Stored items from a collection:
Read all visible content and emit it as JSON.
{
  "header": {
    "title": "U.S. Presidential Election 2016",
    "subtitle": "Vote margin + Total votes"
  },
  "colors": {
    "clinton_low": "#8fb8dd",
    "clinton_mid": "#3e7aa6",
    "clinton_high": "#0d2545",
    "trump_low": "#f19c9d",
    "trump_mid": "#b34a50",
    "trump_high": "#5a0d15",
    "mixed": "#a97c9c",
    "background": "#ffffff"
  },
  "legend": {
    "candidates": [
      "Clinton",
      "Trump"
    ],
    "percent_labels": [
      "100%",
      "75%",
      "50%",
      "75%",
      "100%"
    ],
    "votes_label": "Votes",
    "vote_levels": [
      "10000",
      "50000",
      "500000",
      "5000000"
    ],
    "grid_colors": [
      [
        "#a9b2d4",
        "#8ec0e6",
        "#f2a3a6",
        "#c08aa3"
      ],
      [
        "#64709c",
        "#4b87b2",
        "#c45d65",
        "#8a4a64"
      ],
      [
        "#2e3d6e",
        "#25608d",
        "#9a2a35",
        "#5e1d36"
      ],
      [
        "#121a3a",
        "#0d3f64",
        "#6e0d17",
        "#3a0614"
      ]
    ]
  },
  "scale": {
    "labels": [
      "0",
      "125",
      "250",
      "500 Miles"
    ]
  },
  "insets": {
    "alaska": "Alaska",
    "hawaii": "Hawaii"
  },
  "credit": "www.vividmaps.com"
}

• _GIVEN EXERCISE_
Return the material in full, exactly as shown.

• _EXERCISE RESULT_
Read all visible content and emit it as JSON.
{
  "header": {
    "title": "U.S. Presidential Election 2016",
    "subtitle": "Vote margin + Total votes"
  },
  "colors": {
    "clinton_low": "#8fb8dd",
    "clinton_mid": "#3e7aa6",
    "clinton_high": "#0d2545",
    "trump_low": "#f19c9d",
    "trump_mid": "#b34a50",
    "trump_high": "#5a0d15",
    "mixed": "#a97c9c",
    "background": "#ffffff"
  },
  "legend": {
    "candidates": [
      "Clinton",
      "Trump"
    ],
    "percent_labels": [
      "100%",
      "75%",
      "50%",
      "75%",
      "100%"
    ],
    "votes_label": "Votes",
    "vote_levels": [
      "10000",
      "50000",
      "500000",
      "5000000"
    ],
    "grid_colors": [
      [
        "#a9b2d4",
        "#8ec0e6",
        "#f2a3a6",
        "#c08aa3"
      ],
      [
        "#64709c",
        "#4b87b2",
        "#c45d65",
        "#8a4a64"
      ],
      [
        "#2e3d6e",
        "#25608d",
        "#9a2a35",
        "#5e1d36"
      ],
      [
        "#121a3a",
        "#0d3f64",
        "#6e0d17",
        "#3a0614"
      ]
    ]
  },
  "scale": {
    "labels": [
      "0",
      "125",
      "250",
      "500 Miles"
    ]
  },
  "insets": {
    "alaska": "Alaska",
    "hawaii": "Hawaii"
  },
  "credit": "www.vividmaps.com"
}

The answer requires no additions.